• MATERIAL:
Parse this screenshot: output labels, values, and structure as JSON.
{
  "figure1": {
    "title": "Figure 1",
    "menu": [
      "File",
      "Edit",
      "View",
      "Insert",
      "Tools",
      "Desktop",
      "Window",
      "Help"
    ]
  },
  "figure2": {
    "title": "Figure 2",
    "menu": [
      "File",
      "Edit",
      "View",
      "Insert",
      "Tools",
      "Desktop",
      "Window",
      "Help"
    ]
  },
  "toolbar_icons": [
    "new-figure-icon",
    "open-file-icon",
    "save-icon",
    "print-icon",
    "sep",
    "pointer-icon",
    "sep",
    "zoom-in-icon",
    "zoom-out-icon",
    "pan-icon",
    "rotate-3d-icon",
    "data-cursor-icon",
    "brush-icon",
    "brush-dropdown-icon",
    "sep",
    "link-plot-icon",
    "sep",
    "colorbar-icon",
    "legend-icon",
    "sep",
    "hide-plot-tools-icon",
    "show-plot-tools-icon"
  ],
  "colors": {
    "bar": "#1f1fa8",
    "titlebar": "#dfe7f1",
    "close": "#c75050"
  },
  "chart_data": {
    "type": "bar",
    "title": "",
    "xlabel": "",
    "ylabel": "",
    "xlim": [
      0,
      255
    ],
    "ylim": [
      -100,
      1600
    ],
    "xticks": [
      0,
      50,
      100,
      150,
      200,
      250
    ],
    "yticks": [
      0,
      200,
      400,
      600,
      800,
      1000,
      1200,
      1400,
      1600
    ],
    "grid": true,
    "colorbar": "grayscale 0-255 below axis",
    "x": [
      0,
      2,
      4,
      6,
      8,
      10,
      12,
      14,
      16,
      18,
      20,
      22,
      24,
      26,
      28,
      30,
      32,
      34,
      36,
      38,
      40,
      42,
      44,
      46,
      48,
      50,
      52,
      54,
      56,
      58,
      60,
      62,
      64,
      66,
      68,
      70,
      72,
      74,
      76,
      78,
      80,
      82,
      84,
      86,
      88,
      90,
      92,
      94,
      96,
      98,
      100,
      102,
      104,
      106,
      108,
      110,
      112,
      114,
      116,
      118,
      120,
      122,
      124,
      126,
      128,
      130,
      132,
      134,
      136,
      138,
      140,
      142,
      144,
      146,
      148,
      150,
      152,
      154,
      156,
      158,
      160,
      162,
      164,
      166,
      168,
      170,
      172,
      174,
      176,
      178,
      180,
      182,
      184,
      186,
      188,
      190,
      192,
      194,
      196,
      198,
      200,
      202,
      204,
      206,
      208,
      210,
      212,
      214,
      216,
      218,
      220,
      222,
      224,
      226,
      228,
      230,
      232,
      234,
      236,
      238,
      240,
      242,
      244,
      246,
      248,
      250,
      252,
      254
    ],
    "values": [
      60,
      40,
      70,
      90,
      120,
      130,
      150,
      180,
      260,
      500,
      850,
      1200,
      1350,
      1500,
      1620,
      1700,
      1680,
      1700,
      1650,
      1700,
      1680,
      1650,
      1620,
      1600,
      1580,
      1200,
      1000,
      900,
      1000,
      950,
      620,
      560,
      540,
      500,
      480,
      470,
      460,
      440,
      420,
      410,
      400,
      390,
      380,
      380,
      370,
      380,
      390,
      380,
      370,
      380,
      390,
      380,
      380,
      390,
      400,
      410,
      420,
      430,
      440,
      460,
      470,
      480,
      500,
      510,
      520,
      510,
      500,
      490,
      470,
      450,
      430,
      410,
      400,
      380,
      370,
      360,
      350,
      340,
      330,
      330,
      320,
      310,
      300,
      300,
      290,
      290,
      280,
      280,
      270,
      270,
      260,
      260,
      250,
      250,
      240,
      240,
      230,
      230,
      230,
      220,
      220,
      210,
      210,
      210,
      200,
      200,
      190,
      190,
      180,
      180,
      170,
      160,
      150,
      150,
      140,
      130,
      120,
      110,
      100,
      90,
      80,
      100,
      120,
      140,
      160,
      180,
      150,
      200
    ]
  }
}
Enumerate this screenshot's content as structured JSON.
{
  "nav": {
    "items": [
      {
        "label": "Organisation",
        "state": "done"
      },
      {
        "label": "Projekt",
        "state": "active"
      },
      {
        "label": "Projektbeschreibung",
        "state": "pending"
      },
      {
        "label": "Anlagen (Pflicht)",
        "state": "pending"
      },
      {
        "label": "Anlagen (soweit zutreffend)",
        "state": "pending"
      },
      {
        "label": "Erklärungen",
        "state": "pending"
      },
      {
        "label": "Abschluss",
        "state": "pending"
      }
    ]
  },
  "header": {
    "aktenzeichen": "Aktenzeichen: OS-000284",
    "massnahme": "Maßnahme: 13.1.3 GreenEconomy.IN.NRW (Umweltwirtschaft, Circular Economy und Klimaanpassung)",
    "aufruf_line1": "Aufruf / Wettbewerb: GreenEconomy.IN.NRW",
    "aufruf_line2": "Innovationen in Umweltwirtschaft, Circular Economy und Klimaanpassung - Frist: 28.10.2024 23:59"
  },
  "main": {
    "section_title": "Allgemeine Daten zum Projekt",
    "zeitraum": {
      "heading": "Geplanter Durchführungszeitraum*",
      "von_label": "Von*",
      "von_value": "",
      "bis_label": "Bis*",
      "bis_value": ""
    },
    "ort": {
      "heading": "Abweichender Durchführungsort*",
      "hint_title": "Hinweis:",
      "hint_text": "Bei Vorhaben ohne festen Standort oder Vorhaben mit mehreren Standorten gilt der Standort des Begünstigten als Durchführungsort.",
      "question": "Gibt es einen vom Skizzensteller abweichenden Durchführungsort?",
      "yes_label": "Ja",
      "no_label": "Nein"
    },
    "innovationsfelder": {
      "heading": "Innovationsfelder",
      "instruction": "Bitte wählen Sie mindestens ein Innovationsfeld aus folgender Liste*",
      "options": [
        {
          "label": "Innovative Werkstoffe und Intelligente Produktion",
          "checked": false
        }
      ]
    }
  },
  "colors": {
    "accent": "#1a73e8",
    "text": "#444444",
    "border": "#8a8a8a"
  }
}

• DIRECTION: Reply with nothing but the number of lines that contain the word "colorbar".

• REPLY TO THE EXERCISE: 2